[Written problem]
Retype the records from the line with "Extract all elements" up to and including the line with "- data-point[interactable]: [460, 332, 471, 343]", without the picture.

[Records supplied]
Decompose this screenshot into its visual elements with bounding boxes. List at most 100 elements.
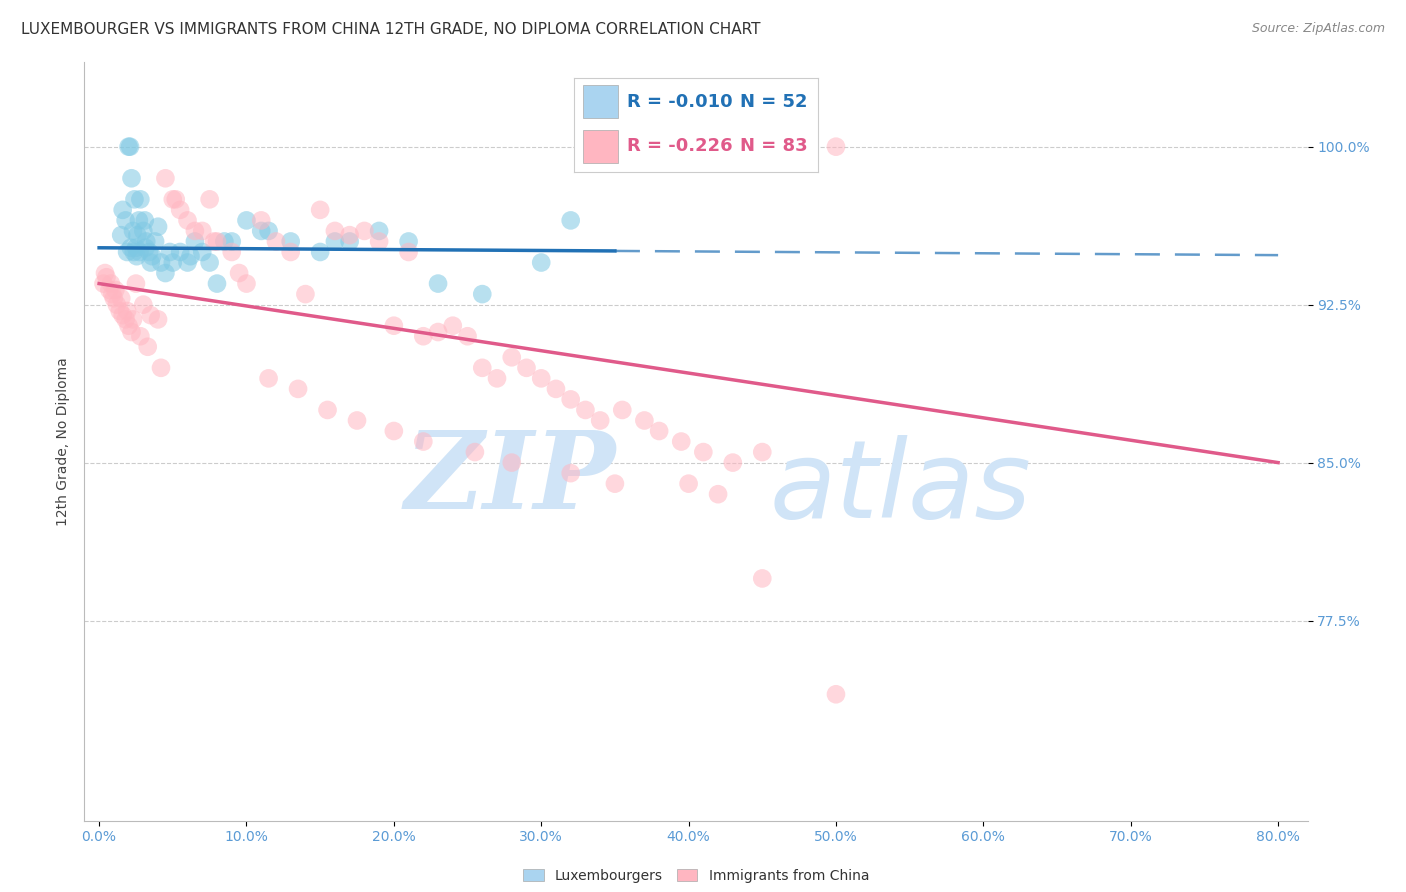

==

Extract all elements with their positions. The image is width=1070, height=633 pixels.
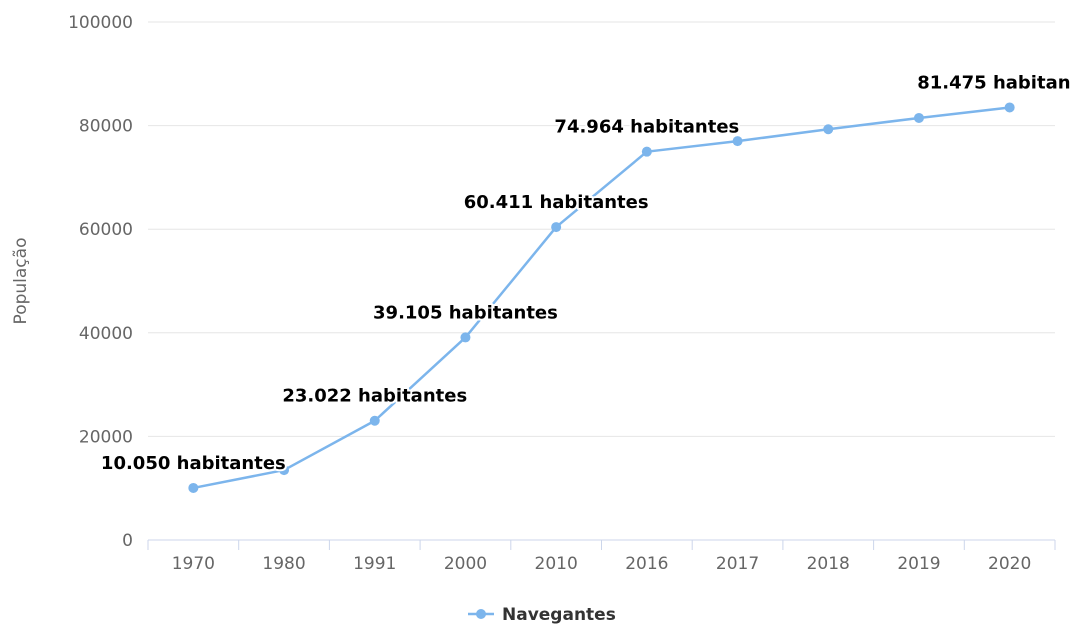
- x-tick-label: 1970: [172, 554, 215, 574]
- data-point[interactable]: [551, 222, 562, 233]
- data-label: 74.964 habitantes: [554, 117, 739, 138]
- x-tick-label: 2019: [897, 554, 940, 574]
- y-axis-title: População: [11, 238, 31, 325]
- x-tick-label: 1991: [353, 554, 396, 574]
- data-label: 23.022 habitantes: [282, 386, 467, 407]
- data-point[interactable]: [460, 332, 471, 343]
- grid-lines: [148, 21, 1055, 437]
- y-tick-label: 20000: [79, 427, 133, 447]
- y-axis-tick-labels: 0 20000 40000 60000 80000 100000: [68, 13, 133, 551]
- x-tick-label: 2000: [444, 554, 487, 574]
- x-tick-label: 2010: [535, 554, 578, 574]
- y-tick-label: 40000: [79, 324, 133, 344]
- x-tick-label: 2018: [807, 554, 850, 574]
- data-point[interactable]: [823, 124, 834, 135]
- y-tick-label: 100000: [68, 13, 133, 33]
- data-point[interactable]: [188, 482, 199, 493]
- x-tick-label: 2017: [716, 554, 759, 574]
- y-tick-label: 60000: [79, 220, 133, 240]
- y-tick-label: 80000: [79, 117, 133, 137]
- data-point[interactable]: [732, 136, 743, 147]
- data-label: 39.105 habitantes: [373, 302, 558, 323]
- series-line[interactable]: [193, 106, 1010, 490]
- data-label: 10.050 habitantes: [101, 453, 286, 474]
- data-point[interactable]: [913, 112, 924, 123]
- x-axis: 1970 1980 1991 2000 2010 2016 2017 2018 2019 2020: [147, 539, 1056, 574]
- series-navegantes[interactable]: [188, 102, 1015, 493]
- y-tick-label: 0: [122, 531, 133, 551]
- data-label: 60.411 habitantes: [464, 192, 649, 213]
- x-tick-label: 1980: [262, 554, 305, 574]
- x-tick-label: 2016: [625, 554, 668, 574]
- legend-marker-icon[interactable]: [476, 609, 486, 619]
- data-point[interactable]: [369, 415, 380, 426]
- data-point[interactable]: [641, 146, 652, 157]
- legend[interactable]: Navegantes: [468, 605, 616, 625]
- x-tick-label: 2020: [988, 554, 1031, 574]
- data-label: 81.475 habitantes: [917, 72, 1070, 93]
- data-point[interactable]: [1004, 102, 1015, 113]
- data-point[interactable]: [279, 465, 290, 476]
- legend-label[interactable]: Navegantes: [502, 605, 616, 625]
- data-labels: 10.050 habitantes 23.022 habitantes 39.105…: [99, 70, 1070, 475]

[Answer for this exercise]
Extract all elements with their positions. The image is width=1070, height=633 pixels.
- x-tick-label: 1970: [172, 554, 215, 574]
- data-point[interactable]: [551, 222, 562, 233]
- data-label: 74.964 habitantes: [554, 117, 739, 138]
- x-tick-label: 2019: [897, 554, 940, 574]
- y-axis-title: População: [11, 238, 31, 325]
- x-tick-label: 1991: [353, 554, 396, 574]
- data-label: 23.022 habitantes: [282, 386, 467, 407]
- data-point[interactable]: [460, 332, 471, 343]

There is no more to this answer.